[Data entries for graphics]
--- Start ---

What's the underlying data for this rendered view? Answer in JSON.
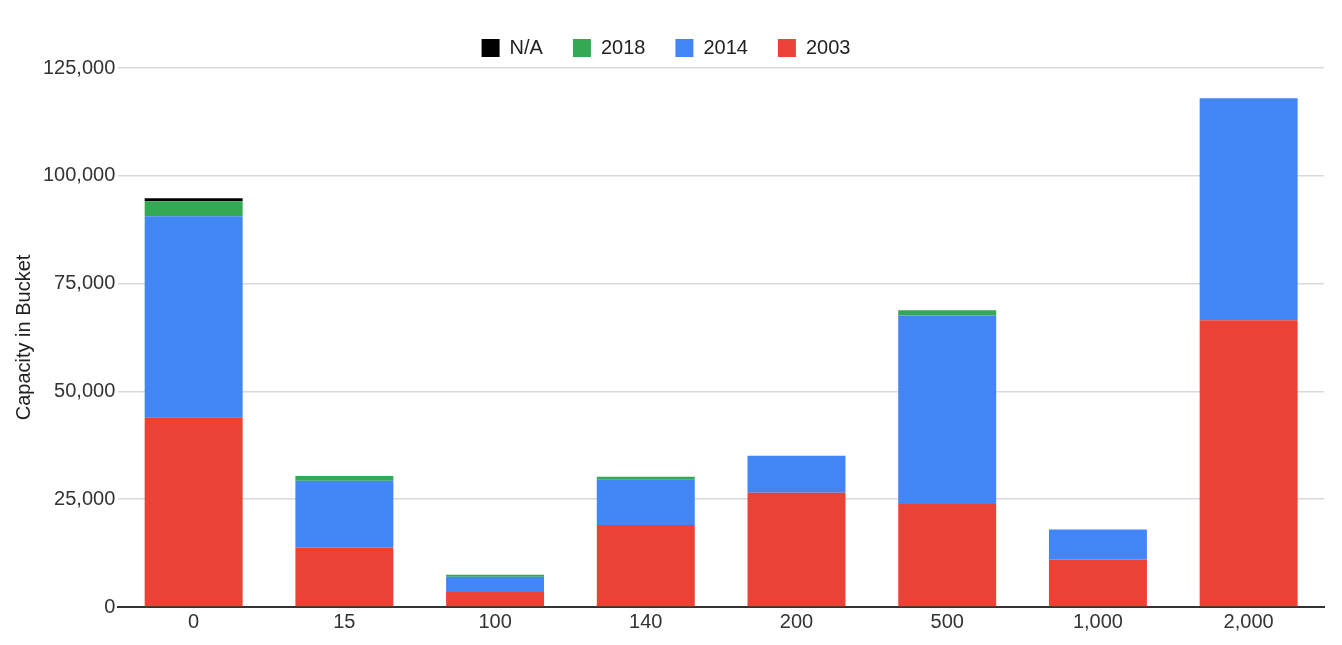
{
  "chart_data": {
    "type": "bar",
    "stacked": true,
    "ylabel": "Capacity in Bucket",
    "categories": [
      "0",
      "15",
      "100",
      "140",
      "200",
      "500",
      "1,000",
      "2,000"
    ],
    "series": [
      {
        "name": "2003",
        "color": "#ea4335",
        "values": [
          44000,
          13800,
          3500,
          19000,
          26500,
          23900,
          11000,
          66500
        ]
      },
      {
        "name": "2014",
        "color": "#4285f4",
        "values": [
          46600,
          15500,
          3500,
          10500,
          8600,
          43700,
          7000,
          51500
        ]
      },
      {
        "name": "2018",
        "color": "#34a853",
        "values": [
          3500,
          1100,
          500,
          700,
          null,
          1200,
          null,
          null
        ]
      },
      {
        "name": "N/A",
        "color": "#000000",
        "values": [
          700,
          null,
          null,
          null,
          null,
          null,
          null,
          null
        ]
      }
    ],
    "ylim": [
      0,
      125000
    ],
    "yticks": [
      0,
      {
        "value": 25000,
        "label": "25,000"
      },
      {
        "value": 50000,
        "label": "50,000"
      },
      {
        "value": 75000,
        "label": "75,000"
      },
      {
        "value": 100000,
        "label": "100,000"
      },
      {
        "value": 125000,
        "label": "125,000"
      }
    ],
    "grid": "y",
    "legend": "top"
  }
}
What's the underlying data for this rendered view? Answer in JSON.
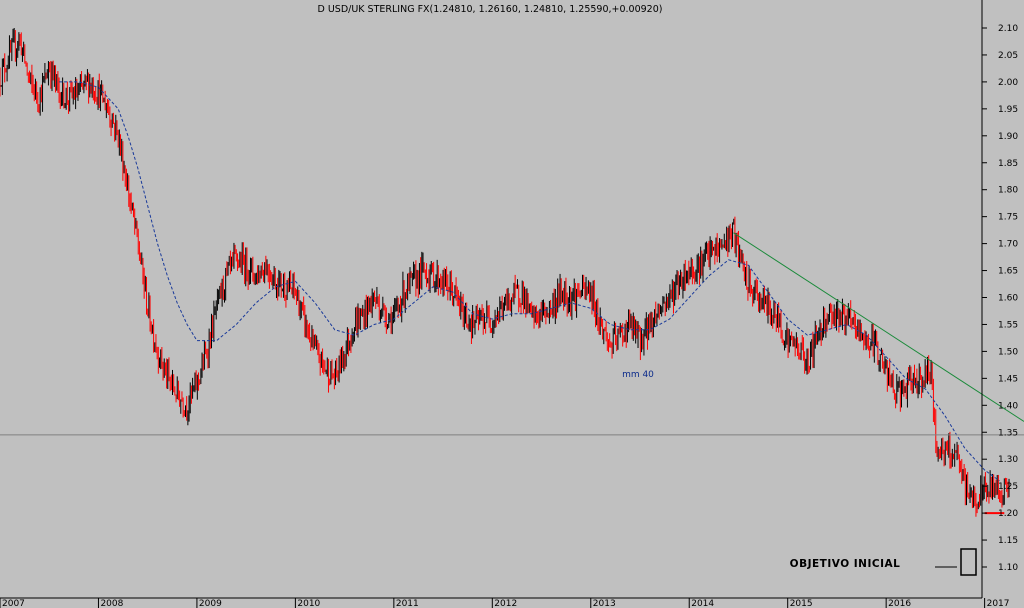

--- End ---

-- TASK STATEMENT --
Repeat each entry exactly as it appears; skip any picture.

-- OUTPUT BELOW --
What's the underlying data for this rendered view? Answer in JSON.
{
  "chart_data": {
    "type": "bar",
    "stacked": true,
    "ylabel": "Capacity in Bucket",
    "categories": [
      "0",
      "15",
      "100",
      "140",
      "200",
      "500",
      "1,000",
      "2,000"
    ],
    "series": [
      {
        "name": "2003",
        "color": "#ea4335",
        "values": [
          44000,
          13800,
          3500,
          19000,
          26500,
          23900,
          11000,
          66500
        ]
      },
      {
        "name": "2014",
        "color": "#4285f4",
        "values": [
          46600,
          15500,
          3500,
          10500,
          8600,
          43700,
          7000,
          51500
        ]
      },
      {
        "name": "2018",
        "color": "#34a853",
        "values": [
          3500,
          1100,
          500,
          700,
          null,
          1200,
          null,
          null
        ]
      },
      {
        "name": "N/A",
        "color": "#000000",
        "values": [
          700,
          null,
          null,
          null,
          null,
          null,
          null,
          null
        ]
      }
    ],
    "ylim": [
      0,
      125000
    ],
    "yticks": [
      0,
      {
        "value": 25000,
        "label": "25,000"
      },
      {
        "value": 50000,
        "label": "50,000"
      },
      {
        "value": 75000,
        "label": "75,000"
      },
      {
        "value": 100000,
        "label": "100,000"
      },
      {
        "value": 125000,
        "label": "125,000"
      }
    ],
    "grid": "y",
    "legend": "top"
  }
}
What's the underlying data for this rendered view? Answer in JSON.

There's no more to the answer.